Challenge ->
Print the range of lines that opens with the line containing "Give me the" and closes with the last line of the listing. Include both ends; print nothing more.

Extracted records

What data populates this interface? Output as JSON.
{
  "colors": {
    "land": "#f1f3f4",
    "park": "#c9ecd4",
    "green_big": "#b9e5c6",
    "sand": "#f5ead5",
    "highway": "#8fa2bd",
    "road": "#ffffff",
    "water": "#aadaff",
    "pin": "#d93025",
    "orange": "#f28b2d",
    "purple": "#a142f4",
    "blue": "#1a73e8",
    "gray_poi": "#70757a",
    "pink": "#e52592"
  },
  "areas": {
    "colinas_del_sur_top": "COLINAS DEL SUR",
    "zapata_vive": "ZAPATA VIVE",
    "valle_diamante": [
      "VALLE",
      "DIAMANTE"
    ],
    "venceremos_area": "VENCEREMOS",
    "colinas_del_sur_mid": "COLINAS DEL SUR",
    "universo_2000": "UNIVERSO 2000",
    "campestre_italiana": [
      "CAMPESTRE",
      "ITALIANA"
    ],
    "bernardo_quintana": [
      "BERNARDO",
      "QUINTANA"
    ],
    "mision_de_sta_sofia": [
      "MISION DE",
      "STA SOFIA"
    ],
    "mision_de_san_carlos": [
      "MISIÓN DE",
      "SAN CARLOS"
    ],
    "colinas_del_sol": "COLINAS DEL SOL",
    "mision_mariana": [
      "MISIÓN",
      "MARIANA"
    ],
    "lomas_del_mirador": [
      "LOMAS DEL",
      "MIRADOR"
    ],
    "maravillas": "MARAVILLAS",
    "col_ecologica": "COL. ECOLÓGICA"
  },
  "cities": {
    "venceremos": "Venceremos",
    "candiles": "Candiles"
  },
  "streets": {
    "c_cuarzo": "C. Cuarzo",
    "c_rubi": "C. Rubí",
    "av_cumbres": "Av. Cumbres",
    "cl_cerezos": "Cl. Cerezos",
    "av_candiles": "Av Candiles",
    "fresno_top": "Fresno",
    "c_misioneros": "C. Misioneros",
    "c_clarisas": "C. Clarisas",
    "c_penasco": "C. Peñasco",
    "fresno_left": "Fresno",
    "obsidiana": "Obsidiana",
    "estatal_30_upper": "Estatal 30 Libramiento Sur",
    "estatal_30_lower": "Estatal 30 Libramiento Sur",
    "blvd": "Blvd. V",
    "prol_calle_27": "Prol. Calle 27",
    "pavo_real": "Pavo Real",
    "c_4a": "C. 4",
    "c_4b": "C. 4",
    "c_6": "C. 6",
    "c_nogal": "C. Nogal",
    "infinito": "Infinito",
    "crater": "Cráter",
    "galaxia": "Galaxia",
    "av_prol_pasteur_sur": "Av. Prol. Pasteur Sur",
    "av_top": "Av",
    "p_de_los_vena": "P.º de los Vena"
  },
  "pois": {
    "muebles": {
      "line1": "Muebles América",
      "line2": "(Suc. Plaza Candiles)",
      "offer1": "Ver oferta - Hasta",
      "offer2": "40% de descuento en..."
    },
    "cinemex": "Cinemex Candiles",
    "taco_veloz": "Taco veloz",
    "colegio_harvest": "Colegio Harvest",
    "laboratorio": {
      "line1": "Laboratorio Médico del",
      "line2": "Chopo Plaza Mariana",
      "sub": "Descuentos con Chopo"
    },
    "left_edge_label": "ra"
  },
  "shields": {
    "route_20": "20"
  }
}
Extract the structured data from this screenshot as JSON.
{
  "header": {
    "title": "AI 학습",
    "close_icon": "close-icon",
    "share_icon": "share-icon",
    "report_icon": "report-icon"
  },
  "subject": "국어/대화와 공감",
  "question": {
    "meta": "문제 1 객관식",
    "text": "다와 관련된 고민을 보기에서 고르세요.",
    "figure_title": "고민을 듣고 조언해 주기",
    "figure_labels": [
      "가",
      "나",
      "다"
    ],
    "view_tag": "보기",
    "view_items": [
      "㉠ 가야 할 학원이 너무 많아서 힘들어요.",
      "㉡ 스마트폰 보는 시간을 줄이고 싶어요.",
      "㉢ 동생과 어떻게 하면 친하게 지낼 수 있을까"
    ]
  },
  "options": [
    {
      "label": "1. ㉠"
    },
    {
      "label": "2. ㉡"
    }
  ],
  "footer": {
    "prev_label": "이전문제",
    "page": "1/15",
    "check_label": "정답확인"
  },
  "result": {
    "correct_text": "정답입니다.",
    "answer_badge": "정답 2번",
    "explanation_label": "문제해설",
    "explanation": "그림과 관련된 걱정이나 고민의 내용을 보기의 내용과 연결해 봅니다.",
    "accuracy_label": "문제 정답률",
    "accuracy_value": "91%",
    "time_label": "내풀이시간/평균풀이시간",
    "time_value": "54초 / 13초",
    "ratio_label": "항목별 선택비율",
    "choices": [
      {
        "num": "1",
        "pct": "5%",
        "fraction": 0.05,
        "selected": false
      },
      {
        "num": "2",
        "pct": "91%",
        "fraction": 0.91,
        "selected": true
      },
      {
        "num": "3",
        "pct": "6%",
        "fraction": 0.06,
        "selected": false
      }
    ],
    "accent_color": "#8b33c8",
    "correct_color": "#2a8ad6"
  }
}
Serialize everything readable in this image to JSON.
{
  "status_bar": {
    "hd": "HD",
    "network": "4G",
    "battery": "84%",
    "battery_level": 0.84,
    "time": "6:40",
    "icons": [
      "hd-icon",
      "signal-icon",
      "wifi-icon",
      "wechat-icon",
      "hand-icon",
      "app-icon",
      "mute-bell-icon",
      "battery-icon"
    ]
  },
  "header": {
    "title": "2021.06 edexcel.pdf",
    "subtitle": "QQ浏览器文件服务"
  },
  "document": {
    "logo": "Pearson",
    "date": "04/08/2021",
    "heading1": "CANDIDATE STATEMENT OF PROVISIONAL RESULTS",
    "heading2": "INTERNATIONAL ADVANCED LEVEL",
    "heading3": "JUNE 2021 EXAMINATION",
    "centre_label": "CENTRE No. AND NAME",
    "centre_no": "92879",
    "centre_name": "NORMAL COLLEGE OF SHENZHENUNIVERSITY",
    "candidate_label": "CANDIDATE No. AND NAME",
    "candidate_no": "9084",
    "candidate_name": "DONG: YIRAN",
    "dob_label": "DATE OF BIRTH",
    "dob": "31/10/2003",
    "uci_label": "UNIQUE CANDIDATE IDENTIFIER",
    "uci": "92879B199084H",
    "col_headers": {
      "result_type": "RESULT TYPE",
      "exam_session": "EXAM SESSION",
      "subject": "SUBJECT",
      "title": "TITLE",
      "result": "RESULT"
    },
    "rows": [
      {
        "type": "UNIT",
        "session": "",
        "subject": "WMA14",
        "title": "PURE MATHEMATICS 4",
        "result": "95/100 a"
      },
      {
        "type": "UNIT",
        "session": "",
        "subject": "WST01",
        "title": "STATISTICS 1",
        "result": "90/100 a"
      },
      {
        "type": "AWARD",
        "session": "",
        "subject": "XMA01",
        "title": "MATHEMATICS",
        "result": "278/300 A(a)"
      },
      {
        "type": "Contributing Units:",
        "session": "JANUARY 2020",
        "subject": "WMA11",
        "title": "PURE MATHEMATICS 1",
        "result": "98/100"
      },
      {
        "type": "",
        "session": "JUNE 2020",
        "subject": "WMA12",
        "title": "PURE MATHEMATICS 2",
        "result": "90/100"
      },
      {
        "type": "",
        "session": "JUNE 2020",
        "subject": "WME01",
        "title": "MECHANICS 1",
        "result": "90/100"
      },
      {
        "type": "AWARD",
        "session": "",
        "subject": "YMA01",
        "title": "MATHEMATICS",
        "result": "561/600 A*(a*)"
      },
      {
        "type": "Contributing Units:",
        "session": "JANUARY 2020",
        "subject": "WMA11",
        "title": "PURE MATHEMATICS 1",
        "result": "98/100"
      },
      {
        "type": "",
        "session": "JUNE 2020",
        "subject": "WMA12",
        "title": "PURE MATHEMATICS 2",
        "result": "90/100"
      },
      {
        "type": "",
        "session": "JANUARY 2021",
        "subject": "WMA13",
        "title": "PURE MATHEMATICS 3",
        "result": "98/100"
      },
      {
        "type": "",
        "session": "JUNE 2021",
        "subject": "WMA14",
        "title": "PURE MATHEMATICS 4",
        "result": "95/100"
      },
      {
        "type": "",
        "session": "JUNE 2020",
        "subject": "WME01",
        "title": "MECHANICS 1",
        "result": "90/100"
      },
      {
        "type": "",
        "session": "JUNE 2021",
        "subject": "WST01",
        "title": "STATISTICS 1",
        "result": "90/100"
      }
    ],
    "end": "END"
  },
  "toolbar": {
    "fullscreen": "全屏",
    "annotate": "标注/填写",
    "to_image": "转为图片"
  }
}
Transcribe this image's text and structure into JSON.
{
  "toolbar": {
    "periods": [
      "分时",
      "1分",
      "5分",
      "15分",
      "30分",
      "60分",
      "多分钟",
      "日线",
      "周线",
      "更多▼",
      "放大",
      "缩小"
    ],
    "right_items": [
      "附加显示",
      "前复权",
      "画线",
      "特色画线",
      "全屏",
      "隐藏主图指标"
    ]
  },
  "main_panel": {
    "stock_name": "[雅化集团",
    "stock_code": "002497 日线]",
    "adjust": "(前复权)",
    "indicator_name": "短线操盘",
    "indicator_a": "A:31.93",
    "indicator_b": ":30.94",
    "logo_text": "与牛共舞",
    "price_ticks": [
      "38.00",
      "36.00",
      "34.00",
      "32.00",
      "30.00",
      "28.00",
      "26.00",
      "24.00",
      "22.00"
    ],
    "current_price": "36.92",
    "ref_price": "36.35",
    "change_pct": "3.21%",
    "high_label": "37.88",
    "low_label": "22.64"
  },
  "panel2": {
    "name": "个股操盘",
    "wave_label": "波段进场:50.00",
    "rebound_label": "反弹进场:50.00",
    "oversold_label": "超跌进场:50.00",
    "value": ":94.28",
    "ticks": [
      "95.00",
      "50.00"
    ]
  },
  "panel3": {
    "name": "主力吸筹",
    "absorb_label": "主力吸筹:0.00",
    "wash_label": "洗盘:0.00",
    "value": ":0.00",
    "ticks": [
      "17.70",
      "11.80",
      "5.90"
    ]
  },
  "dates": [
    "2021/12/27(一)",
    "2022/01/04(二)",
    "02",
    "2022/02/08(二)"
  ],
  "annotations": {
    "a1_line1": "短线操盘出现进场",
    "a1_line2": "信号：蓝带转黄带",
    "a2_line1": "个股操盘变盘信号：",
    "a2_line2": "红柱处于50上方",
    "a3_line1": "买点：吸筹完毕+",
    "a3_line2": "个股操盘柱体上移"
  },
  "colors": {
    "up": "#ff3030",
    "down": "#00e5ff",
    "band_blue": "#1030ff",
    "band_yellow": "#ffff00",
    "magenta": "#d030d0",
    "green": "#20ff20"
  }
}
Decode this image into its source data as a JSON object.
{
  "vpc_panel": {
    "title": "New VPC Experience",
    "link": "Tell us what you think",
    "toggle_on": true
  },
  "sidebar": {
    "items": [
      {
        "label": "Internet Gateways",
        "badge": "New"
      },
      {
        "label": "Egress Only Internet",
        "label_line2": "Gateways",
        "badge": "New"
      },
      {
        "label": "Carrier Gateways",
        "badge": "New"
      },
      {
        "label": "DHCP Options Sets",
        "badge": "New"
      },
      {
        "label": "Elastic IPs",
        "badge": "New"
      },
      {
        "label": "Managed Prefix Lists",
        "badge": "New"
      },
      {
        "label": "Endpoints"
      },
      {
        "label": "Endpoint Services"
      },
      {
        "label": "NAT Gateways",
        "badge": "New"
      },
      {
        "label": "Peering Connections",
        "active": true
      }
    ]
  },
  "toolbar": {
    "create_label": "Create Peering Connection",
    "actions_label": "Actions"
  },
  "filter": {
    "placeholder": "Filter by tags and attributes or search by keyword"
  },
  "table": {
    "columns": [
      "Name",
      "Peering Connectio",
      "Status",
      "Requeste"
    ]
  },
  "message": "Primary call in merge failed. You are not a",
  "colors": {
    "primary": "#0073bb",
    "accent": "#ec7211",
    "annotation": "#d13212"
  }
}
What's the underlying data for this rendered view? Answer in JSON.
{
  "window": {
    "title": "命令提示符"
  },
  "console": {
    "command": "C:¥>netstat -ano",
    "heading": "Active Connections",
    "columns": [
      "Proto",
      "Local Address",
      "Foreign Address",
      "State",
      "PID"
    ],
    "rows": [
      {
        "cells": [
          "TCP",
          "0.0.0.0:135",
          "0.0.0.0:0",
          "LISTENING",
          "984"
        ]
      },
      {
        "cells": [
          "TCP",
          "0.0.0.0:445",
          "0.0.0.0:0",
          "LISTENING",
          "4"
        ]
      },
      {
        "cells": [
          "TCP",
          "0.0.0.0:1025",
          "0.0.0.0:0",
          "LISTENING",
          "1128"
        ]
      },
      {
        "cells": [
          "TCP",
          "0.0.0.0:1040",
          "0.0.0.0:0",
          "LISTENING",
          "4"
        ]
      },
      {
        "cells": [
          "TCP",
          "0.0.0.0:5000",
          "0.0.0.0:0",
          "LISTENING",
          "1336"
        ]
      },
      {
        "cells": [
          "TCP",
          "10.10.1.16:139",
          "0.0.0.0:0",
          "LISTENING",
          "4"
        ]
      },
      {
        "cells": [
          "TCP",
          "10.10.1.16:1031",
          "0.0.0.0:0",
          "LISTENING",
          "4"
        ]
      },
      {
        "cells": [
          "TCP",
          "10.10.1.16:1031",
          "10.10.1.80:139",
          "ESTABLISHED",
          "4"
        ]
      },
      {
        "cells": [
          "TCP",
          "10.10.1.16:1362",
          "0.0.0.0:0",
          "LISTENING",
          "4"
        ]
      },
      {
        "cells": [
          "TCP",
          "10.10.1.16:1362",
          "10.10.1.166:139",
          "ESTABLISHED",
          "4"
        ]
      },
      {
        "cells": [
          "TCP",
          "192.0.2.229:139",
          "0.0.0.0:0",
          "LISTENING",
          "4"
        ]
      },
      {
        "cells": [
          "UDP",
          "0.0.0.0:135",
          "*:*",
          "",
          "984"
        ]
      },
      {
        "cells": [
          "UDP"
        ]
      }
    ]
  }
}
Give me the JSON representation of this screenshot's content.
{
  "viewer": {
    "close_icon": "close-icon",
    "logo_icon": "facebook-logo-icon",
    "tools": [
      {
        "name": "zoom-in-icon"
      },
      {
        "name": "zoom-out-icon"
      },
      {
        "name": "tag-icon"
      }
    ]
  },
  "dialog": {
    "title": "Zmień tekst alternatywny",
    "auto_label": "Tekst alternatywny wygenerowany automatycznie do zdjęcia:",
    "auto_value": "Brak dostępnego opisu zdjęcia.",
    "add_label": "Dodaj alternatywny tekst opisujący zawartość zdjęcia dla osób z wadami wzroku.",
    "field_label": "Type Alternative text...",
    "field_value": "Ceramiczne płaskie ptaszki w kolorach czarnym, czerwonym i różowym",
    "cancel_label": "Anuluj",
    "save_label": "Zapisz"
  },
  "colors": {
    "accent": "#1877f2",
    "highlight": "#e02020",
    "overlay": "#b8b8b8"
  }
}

Solution to this task ->
Give me the JSON representation of this screenshot's content.
{
  "viewer": {
    "close_icon": "close-icon",
    "logo_icon": "facebook-logo-icon",
    "tools": [
      {
        "name": "zoom-in-icon"
      },
      {
        "name": "zoom-out-icon"
      },
      {
        "name": "tag-icon"
      }
    ]
  },
  "dialog": {
    "title": "Zmień tekst alternatywny",
    "auto_label": "Tekst alternatywny wygenerowany automatycznie do zdjęcia:",
    "auto_value": "Brak dostępnego opisu zdjęcia.",
    "add_label": "Dodaj alternatywny tekst opisujący zawartość zdjęcia dla osób z wadami wzroku.",
    "field_label": "Type Alternative text...",
    "field_value": "Ceramiczne płaskie ptaszki w kolorach czarnym, czerwonym i różowym",
    "cancel_label": "Anuluj",
    "save_label": "Zapisz"
  },
  "colors": {
    "accent": "#1877f2",
    "highlight": "#e02020",
    "overlay": "#b8b8b8"
  }
}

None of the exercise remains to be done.